§ Records for the task

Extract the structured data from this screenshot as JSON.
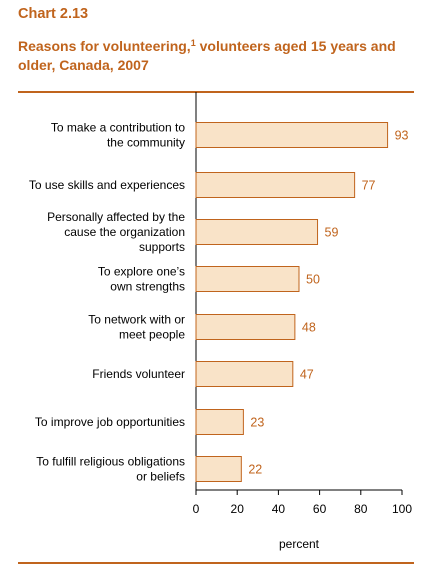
{
  "header": {
    "chart_number": "Chart 2.13",
    "title_part1": "Reasons for volunteering,",
    "title_footnote": "1",
    "title_part2": " volunteers aged 15 years and older, Canada, 2007"
  },
  "colors": {
    "accent": "#c0641d",
    "bar_fill": "#f9e3c8",
    "bar_stroke": "#c0641d"
  },
  "chart_data": {
    "type": "bar",
    "orientation": "horizontal",
    "categories": [
      [
        "To make a contribution to",
        "the community"
      ],
      [
        "To use skills and experiences"
      ],
      [
        "Personally affected by the",
        "cause the organization",
        "supports"
      ],
      [
        "To explore one’s",
        "own strengths"
      ],
      [
        "To network with or",
        "meet people"
      ],
      [
        "Friends volunteer"
      ],
      [
        "To improve job opportunities"
      ],
      [
        "To fulfill religious obligations",
        "or beliefs"
      ]
    ],
    "values": [
      93,
      77,
      59,
      50,
      48,
      47,
      23,
      22
    ],
    "xlabel": "percent",
    "xlim": [
      0,
      100
    ],
    "xticks": [
      0,
      20,
      40,
      60,
      80,
      100
    ],
    "grid": false,
    "data_labels": true
  }
}
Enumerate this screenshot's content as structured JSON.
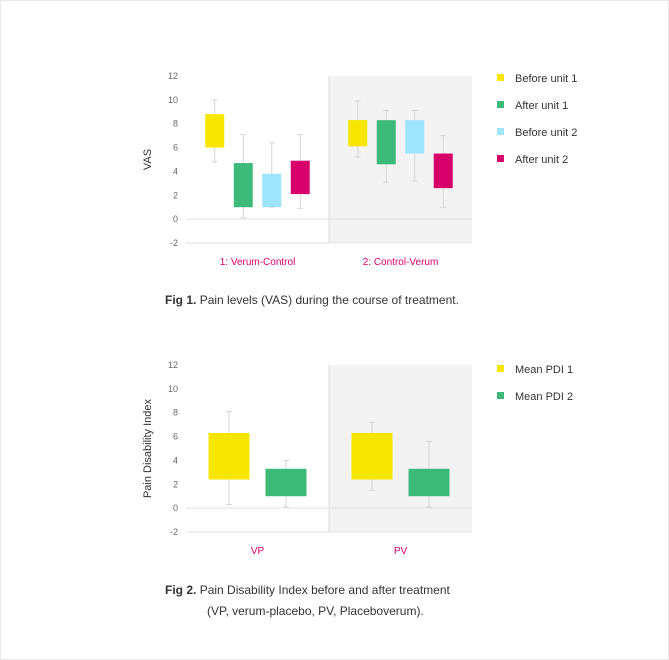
{
  "colors": {
    "before_unit_1": "#f7e600",
    "after_unit_1": "#3dba7a",
    "before_unit_2": "#9ee4fb",
    "after_unit_2": "#d8006b",
    "category_label": "#d8006b",
    "panel_shade": "#f3f3f3",
    "whisker": "#d6d6d6"
  },
  "figure1": {
    "caption_label": "Fig 1.",
    "caption_text": "Pain levels (VAS) during the course of treatment."
  },
  "figure2": {
    "caption_label": "Fig 2.",
    "caption_text_line1": "Pain Disability Index before and after treatment",
    "caption_text_line2": "(VP, verum-placebo, PV, Placeboverum)."
  },
  "chart_data": [
    {
      "type": "box",
      "title": "",
      "xlabel": "",
      "ylabel": "VAS",
      "ylim": [
        -2,
        12
      ],
      "yticks": [
        -2,
        0,
        2,
        4,
        6,
        8,
        10,
        12
      ],
      "grid": false,
      "legend_position": "right",
      "shaded_group": 1,
      "categories": [
        "1: Verum-Control",
        "2: Control-Verum"
      ],
      "series": [
        {
          "name": "Before unit 1",
          "color": "#f7e600",
          "boxes": [
            {
              "low": 6,
              "high": 8.8,
              "whisker_low": 4.8,
              "whisker_high": 10
            },
            {
              "low": 6.1,
              "high": 8.3,
              "whisker_low": 5.2,
              "whisker_high": 9.9
            }
          ]
        },
        {
          "name": "After unit 1",
          "color": "#3dba7a",
          "boxes": [
            {
              "low": 1,
              "high": 4.7,
              "whisker_low": 0.1,
              "whisker_high": 7.1
            },
            {
              "low": 4.6,
              "high": 8.3,
              "whisker_low": 3.1,
              "whisker_high": 9.1
            }
          ]
        },
        {
          "name": "Before unit 2",
          "color": "#9ee4fb",
          "boxes": [
            {
              "low": 1,
              "high": 3.8,
              "whisker_low": 1,
              "whisker_high": 6.4
            },
            {
              "low": 5.5,
              "high": 8.3,
              "whisker_low": 3.2,
              "whisker_high": 9.1
            }
          ]
        },
        {
          "name": "After unit 2",
          "color": "#d8006b",
          "boxes": [
            {
              "low": 2.1,
              "high": 4.9,
              "whisker_low": 0.9,
              "whisker_high": 7.1
            },
            {
              "low": 2.6,
              "high": 5.5,
              "whisker_low": 1,
              "whisker_high": 7
            }
          ]
        }
      ]
    },
    {
      "type": "box",
      "title": "",
      "xlabel": "",
      "ylabel": "Pain Disability Index",
      "ylim": [
        -2,
        12
      ],
      "yticks": [
        -2,
        0,
        2,
        4,
        6,
        8,
        10,
        12
      ],
      "grid": false,
      "legend_position": "right",
      "shaded_group": 1,
      "categories": [
        "VP",
        "PV"
      ],
      "series": [
        {
          "name": "Mean PDI 1",
          "color": "#f7e600",
          "boxes": [
            {
              "low": 2.4,
              "high": 6.3,
              "whisker_low": 0.3,
              "whisker_high": 8.1
            },
            {
              "low": 2.4,
              "high": 6.3,
              "whisker_low": 1.5,
              "whisker_high": 7.2
            }
          ]
        },
        {
          "name": "Mean PDI 2",
          "color": "#3dba7a",
          "boxes": [
            {
              "low": 1,
              "high": 3.3,
              "whisker_low": 0.1,
              "whisker_high": 4
            },
            {
              "low": 1,
              "high": 3.3,
              "whisker_low": 0.1,
              "whisker_high": 5.6
            }
          ]
        }
      ]
    }
  ]
}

§ Requirement
Go through the listing above and quote it exactly, apart from its images.

§ Result of the exercise
Extract the structured data from this screenshot as JSON.
{
  "header": {
    "chart_number": "Chart 2.13",
    "title_part1": "Reasons for volunteering,",
    "title_footnote": "1",
    "title_part2": " volunteers aged 15 years and older, Canada, 2007"
  },
  "colors": {
    "accent": "#c0641d",
    "bar_fill": "#f9e3c8",
    "bar_stroke": "#c0641d"
  },
  "chart_data": {
    "type": "bar",
    "orientation": "horizontal",
    "categories": [
      [
        "To make a contribution to",
        "the community"
      ],
      [
        "To use skills and experiences"
      ],
      [
        "Personally affected by the",
        "cause the organization",
        "supports"
      ],
      [
        "To explore one’s",
        "own strengths"
      ],
      [
        "To network with or",
        "meet people"
      ],
      [
        "Friends volunteer"
      ],
      [
        "To improve job opportunities"
      ],
      [
        "To fulfill religious obligations",
        "or beliefs"
      ]
    ],
    "values": [
      93,
      77,
      59,
      50,
      48,
      47,
      23,
      22
    ],
    "xlabel": "percent",
    "xlim": [
      0,
      100
    ],
    "xticks": [
      0,
      20,
      40,
      60,
      80,
      100
    ],
    "grid": false,
    "data_labels": true
  }
}
Enumerate this screenshot's content as structured JSON.
{
  "colors": {
    "before_unit_1": "#f7e600",
    "after_unit_1": "#3dba7a",
    "before_unit_2": "#9ee4fb",
    "after_unit_2": "#d8006b",
    "category_label": "#d8006b",
    "panel_shade": "#f3f3f3",
    "whisker": "#d6d6d6"
  },
  "figure1": {
    "caption_label": "Fig 1.",
    "caption_text": "Pain levels (VAS) during the course of treatment."
  },
  "figure2": {
    "caption_label": "Fig 2.",
    "caption_text_line1": "Pain Disability Index before and after treatment",
    "caption_text_line2": "(VP, verum-placebo, PV, Placeboverum)."
  },
  "chart_data": [
    {
      "type": "box",
      "title": "",
      "xlabel": "",
      "ylabel": "VAS",
      "ylim": [
        -2,
        12
      ],
      "yticks": [
        -2,
        0,
        2,
        4,
        6,
        8,
        10,
        12
      ],
      "grid": false,
      "legend_position": "right",
      "shaded_group": 1,
      "categories": [
        "1: Verum-Control",
        "2: Control-Verum"
      ],
      "series": [
        {
          "name": "Before unit 1",
          "color": "#f7e600",
          "boxes": [
            {
              "low": 6,
              "high": 8.8,
              "whisker_low": 4.8,
              "whisker_high": 10
            },
            {
              "low": 6.1,
              "high": 8.3,
              "whisker_low": 5.2,
              "whisker_high": 9.9
            }
          ]
        },
        {
          "name": "After unit 1",
          "color": "#3dba7a",
          "boxes": [
            {
              "low": 1,
              "high": 4.7,
              "whisker_low": 0.1,
              "whisker_high": 7.1
            },
            {
              "low": 4.6,
              "high": 8.3,
              "whisker_low": 3.1,
              "whisker_high": 9.1
            }
          ]
        },
        {
          "name": "Before unit 2",
          "color": "#9ee4fb",
          "boxes": [
            {
              "low": 1,
              "high": 3.8,
              "whisker_low": 1,
              "whisker_high": 6.4
            },
            {
              "low": 5.5,
              "high": 8.3,
              "whisker_low": 3.2,
              "whisker_high": 9.1
            }
          ]
        },
        {
          "name": "After unit 2",
          "color": "#d8006b",
          "boxes": [
            {
              "low": 2.1,
              "high": 4.9,
              "whisker_low": 0.9,
              "whisker_high": 7.1
            },
            {
              "low": 2.6,
              "high": 5.5,
              "whisker_low": 1,
              "whisker_high": 7
            }
          ]
        }
      ]
    },
    {
      "type": "box",
      "title": "",
      "xlabel": "",
      "ylabel": "Pain Disability Index",
      "ylim": [
        -2,
        12
      ],
      "yticks": [
        -2,
        0,
        2,
        4,
        6,
        8,
        10,
        12
      ],
      "grid": false,
      "legend_position": "right",
      "shaded_group": 1,
      "categories": [
        "VP",
        "PV"
      ],
      "series": [
        {
          "name": "Mean PDI 1",
          "color": "#f7e600",
          "boxes": [
            {
              "low": 2.4,
              "high": 6.3,
              "whisker_low": 0.3,
              "whisker_high": 8.1
            },
            {
              "low": 2.4,
              "high": 6.3,
              "whisker_low": 1.5,
              "whisker_high": 7.2
            }
          ]
        },
        {
          "name": "Mean PDI 2",
          "color": "#3dba7a",
          "boxes": [
            {
              "low": 1,
              "high": 3.3,
              "whisker_low": 0.1,
              "whisker_high": 4
            },
            {
              "low": 1,
              "high": 3.3,
              "whisker_low": 0.1,
              "whisker_high": 5.6
            }
          ]
        }
      ]
    }
  ]
}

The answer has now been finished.